> _Exercise goal_:
Output each entry exactly; skip nothing.
-- start --
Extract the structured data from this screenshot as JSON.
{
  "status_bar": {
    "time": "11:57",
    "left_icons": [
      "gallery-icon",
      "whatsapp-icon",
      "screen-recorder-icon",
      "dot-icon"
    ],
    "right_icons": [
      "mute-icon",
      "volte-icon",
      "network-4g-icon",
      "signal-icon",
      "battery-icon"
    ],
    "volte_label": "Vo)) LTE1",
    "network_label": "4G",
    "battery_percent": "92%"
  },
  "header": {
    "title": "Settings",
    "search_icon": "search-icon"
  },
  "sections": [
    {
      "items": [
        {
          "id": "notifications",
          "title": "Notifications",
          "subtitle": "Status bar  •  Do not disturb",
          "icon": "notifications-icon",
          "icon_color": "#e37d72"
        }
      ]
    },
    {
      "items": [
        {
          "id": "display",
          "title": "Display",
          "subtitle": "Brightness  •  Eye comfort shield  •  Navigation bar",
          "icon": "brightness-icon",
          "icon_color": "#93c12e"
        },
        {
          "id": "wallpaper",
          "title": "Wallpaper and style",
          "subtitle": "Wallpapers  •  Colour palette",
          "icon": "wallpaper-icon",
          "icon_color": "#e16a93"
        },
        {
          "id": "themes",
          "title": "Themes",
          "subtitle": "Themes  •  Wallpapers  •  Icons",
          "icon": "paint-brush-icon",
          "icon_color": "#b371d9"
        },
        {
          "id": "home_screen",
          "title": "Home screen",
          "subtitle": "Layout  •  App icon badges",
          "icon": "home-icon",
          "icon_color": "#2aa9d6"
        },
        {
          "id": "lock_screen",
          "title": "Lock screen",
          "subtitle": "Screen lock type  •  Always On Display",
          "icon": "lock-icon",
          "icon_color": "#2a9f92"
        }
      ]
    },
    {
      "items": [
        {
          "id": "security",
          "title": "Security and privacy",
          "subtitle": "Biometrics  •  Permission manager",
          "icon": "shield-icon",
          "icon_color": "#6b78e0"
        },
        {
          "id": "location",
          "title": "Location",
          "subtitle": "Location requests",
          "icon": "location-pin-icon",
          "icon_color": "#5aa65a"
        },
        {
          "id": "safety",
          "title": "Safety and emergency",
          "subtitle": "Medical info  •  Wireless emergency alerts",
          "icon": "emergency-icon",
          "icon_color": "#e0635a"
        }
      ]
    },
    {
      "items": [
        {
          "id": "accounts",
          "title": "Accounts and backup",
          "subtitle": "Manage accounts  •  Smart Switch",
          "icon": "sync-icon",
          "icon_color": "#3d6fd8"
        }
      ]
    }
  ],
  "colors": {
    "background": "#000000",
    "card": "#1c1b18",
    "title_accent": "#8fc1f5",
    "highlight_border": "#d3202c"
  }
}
-- end --
> _Task result_:
Extract the structured data from this screenshot as JSON.
{
  "status_bar": {
    "time": "11:57",
    "left_icons": [
      "gallery-icon",
      "whatsapp-icon",
      "screen-recorder-icon",
      "dot-icon"
    ],
    "right_icons": [
      "mute-icon",
      "volte-icon",
      "network-4g-icon",
      "signal-icon",
      "battery-icon"
    ],
    "volte_label": "Vo)) LTE1",
    "network_label": "4G",
    "battery_percent": "92%"
  },
  "header": {
    "title": "Settings",
    "search_icon": "search-icon"
  },
  "sections": [
    {
      "items": [
        {
          "id": "notifications",
          "title": "Notifications",
          "subtitle": "Status bar  •  Do not disturb",
          "icon": "notifications-icon",
          "icon_color": "#e37d72"
        }
      ]
    },
    {
      "items": [
        {
          "id": "display",
          "title": "Display",
          "subtitle": "Brightness  •  Eye comfort shield  •  Navigation bar",
          "icon": "brightness-icon",
          "icon_color": "#93c12e"
        },
        {
          "id": "wallpaper",
          "title": "Wallpaper and style",
          "subtitle": "Wallpapers  •  Colour palette",
          "icon": "wallpaper-icon",
          "icon_color": "#e16a93"
        },
        {
          "id": "themes",
          "title": "Themes",
          "subtitle": "Themes  •  Wallpapers  •  Icons",
          "icon": "paint-brush-icon",
          "icon_color": "#b371d9"
        },
        {
          "id": "home_screen",
          "title": "Home screen",
          "subtitle": "Layout  •  App icon badges",
          "icon": "home-icon",
          "icon_color": "#2aa9d6"
        },
        {
          "id": "lock_screen",
          "title": "Lock screen",
          "subtitle": "Screen lock type  •  Always On Display",
          "icon": "lock-icon",
          "icon_color": "#2a9f92"
        }
      ]
    },
    {
      "items": [
        {
          "id": "security",
          "title": "Security and privacy",
          "subtitle": "Biometrics  •  Permission manager",
          "icon": "shield-icon",
          "icon_color": "#6b78e0"
        },
        {
          "id": "location",
          "title": "Location",
          "subtitle": "Location requests",
          "icon": "location-pin-icon",
          "icon_color": "#5aa65a"
        },
        {
          "id": "safety",
          "title": "Safety and emergency",
          "subtitle": "Medical info  •  Wireless emergency alerts",
          "icon": "emergency-icon",
          "icon_color": "#e0635a"
        }
      ]
    },
    {
      "items": [
        {
          "id": "accounts",
          "title": "Accounts and backup",
          "subtitle": "Manage accounts  •  Smart Switch",
          "icon": "sync-icon",
          "icon_color": "#3d6fd8"
        }
      ]
    }
  ],
  "colors": {
    "background": "#000000",
    "card": "#1c1b18",
    "title_accent": "#8fc1f5",
    "highlight_border": "#d3202c"
  }
}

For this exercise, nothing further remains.